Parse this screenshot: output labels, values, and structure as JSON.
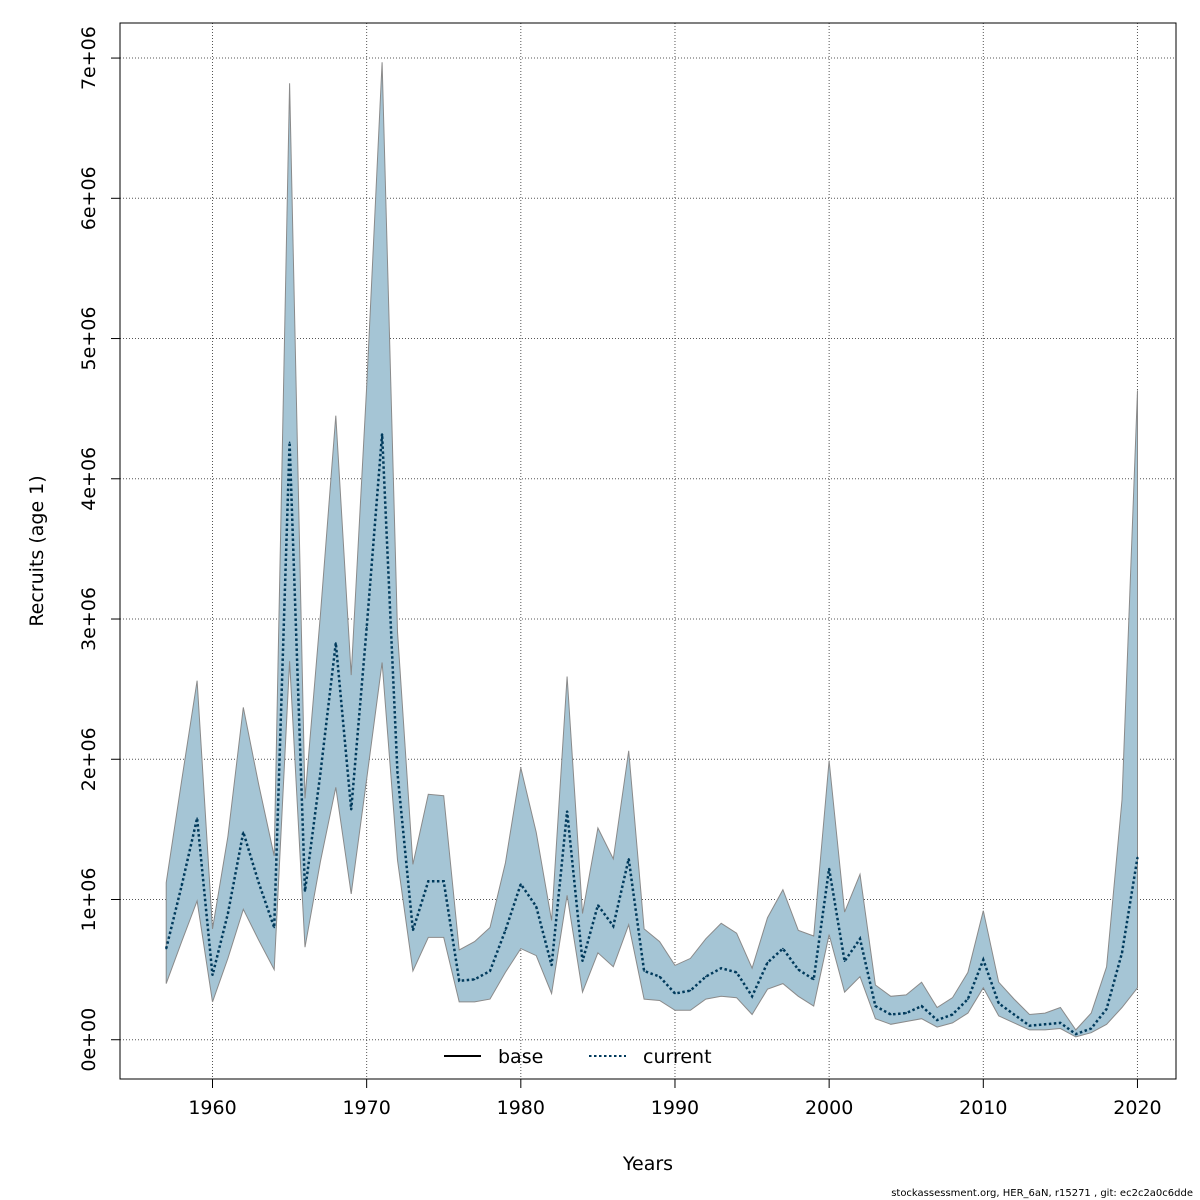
{
  "chart_data": {
    "type": "area",
    "xlabel": "Years",
    "ylabel": "Recruits (age 1)",
    "xlim": [
      1954,
      2022.5
    ],
    "ylim": [
      -280000,
      7250000
    ],
    "x_ticks": [
      1960,
      1970,
      1980,
      1990,
      2000,
      2010,
      2020
    ],
    "x_tick_labels": [
      "1960",
      "1970",
      "1980",
      "1990",
      "2000",
      "2010",
      "2020"
    ],
    "y_ticks": [
      0,
      1000000,
      2000000,
      3000000,
      4000000,
      5000000,
      6000000,
      7000000
    ],
    "y_tick_labels": [
      "0e+00",
      "1e+06",
      "2e+06",
      "3e+06",
      "4e+06",
      "5e+06",
      "6e+06",
      "7e+06"
    ],
    "grid": true,
    "colors": {
      "band": "#a5c5d5",
      "band_edge": "#8a8a8a",
      "current": "#003a5c",
      "base": "#000000",
      "grid": "#555555"
    },
    "x": [
      1957,
      1958,
      1959,
      1960,
      1961,
      1962,
      1963,
      1964,
      1965,
      1966,
      1967,
      1968,
      1969,
      1970,
      1971,
      1972,
      1973,
      1974,
      1975,
      1976,
      1977,
      1978,
      1979,
      1980,
      1981,
      1982,
      1983,
      1984,
      1985,
      1986,
      1987,
      1988,
      1989,
      1990,
      1991,
      1992,
      1993,
      1994,
      1995,
      1996,
      1997,
      1998,
      1999,
      2000,
      2001,
      2002,
      2003,
      2004,
      2005,
      2006,
      2007,
      2008,
      2009,
      2010,
      2011,
      2012,
      2013,
      2014,
      2015,
      2016,
      2017,
      2018,
      2019,
      2020
    ],
    "series": [
      {
        "name": "current",
        "style": "dotted",
        "values": [
          650000,
          1100000,
          1580000,
          460000,
          900000,
          1480000,
          1120000,
          800000,
          4260000,
          1060000,
          1900000,
          2830000,
          1640000,
          2940000,
          4320000,
          1900000,
          780000,
          1130000,
          1130000,
          420000,
          430000,
          490000,
          780000,
          1110000,
          950000,
          530000,
          1630000,
          560000,
          960000,
          810000,
          1290000,
          490000,
          450000,
          330000,
          350000,
          450000,
          510000,
          480000,
          310000,
          550000,
          650000,
          500000,
          430000,
          1220000,
          560000,
          720000,
          240000,
          180000,
          190000,
          240000,
          140000,
          180000,
          290000,
          570000,
          260000,
          180000,
          100000,
          110000,
          120000,
          40000,
          80000,
          220000,
          620000,
          1300000
        ]
      }
    ],
    "band": {
      "lower": [
        400000,
        700000,
        990000,
        270000,
        580000,
        930000,
        710000,
        500000,
        2700000,
        660000,
        1270000,
        1800000,
        1040000,
        1860000,
        2690000,
        1280000,
        490000,
        730000,
        730000,
        270000,
        270000,
        290000,
        480000,
        650000,
        600000,
        330000,
        1030000,
        340000,
        620000,
        520000,
        820000,
        290000,
        280000,
        210000,
        210000,
        290000,
        310000,
        300000,
        180000,
        360000,
        400000,
        310000,
        240000,
        750000,
        340000,
        450000,
        150000,
        110000,
        130000,
        150000,
        90000,
        120000,
        190000,
        370000,
        170000,
        120000,
        70000,
        70000,
        80000,
        20000,
        50000,
        110000,
        230000,
        370000
      ],
      "upper": [
        1120000,
        1850000,
        2560000,
        790000,
        1450000,
        2370000,
        1820000,
        1310000,
        6820000,
        1720000,
        3030000,
        4450000,
        2600000,
        4660000,
        6970000,
        2910000,
        1250000,
        1750000,
        1740000,
        640000,
        700000,
        800000,
        1260000,
        1940000,
        1480000,
        850000,
        2590000,
        900000,
        1510000,
        1290000,
        2060000,
        790000,
        700000,
        530000,
        580000,
        720000,
        830000,
        760000,
        510000,
        870000,
        1070000,
        780000,
        740000,
        1990000,
        910000,
        1180000,
        390000,
        310000,
        320000,
        410000,
        230000,
        300000,
        480000,
        920000,
        410000,
        290000,
        180000,
        190000,
        230000,
        70000,
        190000,
        520000,
        1710000,
        4630000
      ]
    },
    "legend": {
      "position": "bottom",
      "entries": [
        {
          "label": "base",
          "style": "solid",
          "color": "#000000"
        },
        {
          "label": "current",
          "style": "dotted",
          "color": "#003a5c"
        }
      ]
    },
    "footer": "stockassessment.org, HER_6aN, r15271 , git: ec2c2a0c6dde"
  }
}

Instructions to follow =>
All of the records above must be copied exactly, except for the pictures.

Exercise answer =>
Parse this screenshot: output labels, values, and structure as JSON.
{
  "chart_data": {
    "type": "area",
    "xlabel": "Years",
    "ylabel": "Recruits (age 1)",
    "xlim": [
      1954,
      2022.5
    ],
    "ylim": [
      -280000,
      7250000
    ],
    "x_ticks": [
      1960,
      1970,
      1980,
      1990,
      2000,
      2010,
      2020
    ],
    "x_tick_labels": [
      "1960",
      "1970",
      "1980",
      "1990",
      "2000",
      "2010",
      "2020"
    ],
    "y_ticks": [
      0,
      1000000,
      2000000,
      3000000,
      4000000,
      5000000,
      6000000,
      7000000
    ],
    "y_tick_labels": [
      "0e+00",
      "1e+06",
      "2e+06",
      "3e+06",
      "4e+06",
      "5e+06",
      "6e+06",
      "7e+06"
    ],
    "grid": true,
    "colors": {
      "band": "#a5c5d5",
      "band_edge": "#8a8a8a",
      "current": "#003a5c",
      "base": "#000000",
      "grid": "#555555"
    },
    "x": [
      1957,
      1958,
      1959,
      1960,
      1961,
      1962,
      1963,
      1964,
      1965,
      1966,
      1967,
      1968,
      1969,
      1970,
      1971,
      1972,
      1973,
      1974,
      1975,
      1976,
      1977,
      1978,
      1979,
      1980,
      1981,
      1982,
      1983,
      1984,
      1985,
      1986,
      1987,
      1988,
      1989,
      1990,
      1991,
      1992,
      1993,
      1994,
      1995,
      1996,
      1997,
      1998,
      1999,
      2000,
      2001,
      2002,
      2003,
      2004,
      2005,
      2006,
      2007,
      2008,
      2009,
      2010,
      2011,
      2012,
      2013,
      2014,
      2015,
      2016,
      2017,
      2018,
      2019,
      2020
    ],
    "series": [
      {
        "name": "current",
        "style": "dotted",
        "values": [
          650000,
          1100000,
          1580000,
          460000,
          900000,
          1480000,
          1120000,
          800000,
          4260000,
          1060000,
          1900000,
          2830000,
          1640000,
          2940000,
          4320000,
          1900000,
          780000,
          1130000,
          1130000,
          420000,
          430000,
          490000,
          780000,
          1110000,
          950000,
          530000,
          1630000,
          560000,
          960000,
          810000,
          1290000,
          490000,
          450000,
          330000,
          350000,
          450000,
          510000,
          480000,
          310000,
          550000,
          650000,
          500000,
          430000,
          1220000,
          560000,
          720000,
          240000,
          180000,
          190000,
          240000,
          140000,
          180000,
          290000,
          570000,
          260000,
          180000,
          100000,
          110000,
          120000,
          40000,
          80000,
          220000,
          620000,
          1300000
        ]
      }
    ],
    "band": {
      "lower": [
        400000,
        700000,
        990000,
        270000,
        580000,
        930000,
        710000,
        500000,
        2700000,
        660000,
        1270000,
        1800000,
        1040000,
        1860000,
        2690000,
        1280000,
        490000,
        730000,
        730000,
        270000,
        270000,
        290000,
        480000,
        650000,
        600000,
        330000,
        1030000,
        340000,
        620000,
        520000,
        820000,
        290000,
        280000,
        210000,
        210000,
        290000,
        310000,
        300000,
        180000,
        360000,
        400000,
        310000,
        240000,
        750000,
        340000,
        450000,
        150000,
        110000,
        130000,
        150000,
        90000,
        120000,
        190000,
        370000,
        170000,
        120000,
        70000,
        70000,
        80000,
        20000,
        50000,
        110000,
        230000,
        370000
      ],
      "upper": [
        1120000,
        1850000,
        2560000,
        790000,
        1450000,
        2370000,
        1820000,
        1310000,
        6820000,
        1720000,
        3030000,
        4450000,
        2600000,
        4660000,
        6970000,
        2910000,
        1250000,
        1750000,
        1740000,
        640000,
        700000,
        800000,
        1260000,
        1940000,
        1480000,
        850000,
        2590000,
        900000,
        1510000,
        1290000,
        2060000,
        790000,
        700000,
        530000,
        580000,
        720000,
        830000,
        760000,
        510000,
        870000,
        1070000,
        780000,
        740000,
        1990000,
        910000,
        1180000,
        390000,
        310000,
        320000,
        410000,
        230000,
        300000,
        480000,
        920000,
        410000,
        290000,
        180000,
        190000,
        230000,
        70000,
        190000,
        520000,
        1710000,
        4630000
      ]
    },
    "legend": {
      "position": "bottom",
      "entries": [
        {
          "label": "base",
          "style": "solid",
          "color": "#000000"
        },
        {
          "label": "current",
          "style": "dotted",
          "color": "#003a5c"
        }
      ]
    },
    "footer": "stockassessment.org, HER_6aN, r15271 , git: ec2c2a0c6dde"
  }
}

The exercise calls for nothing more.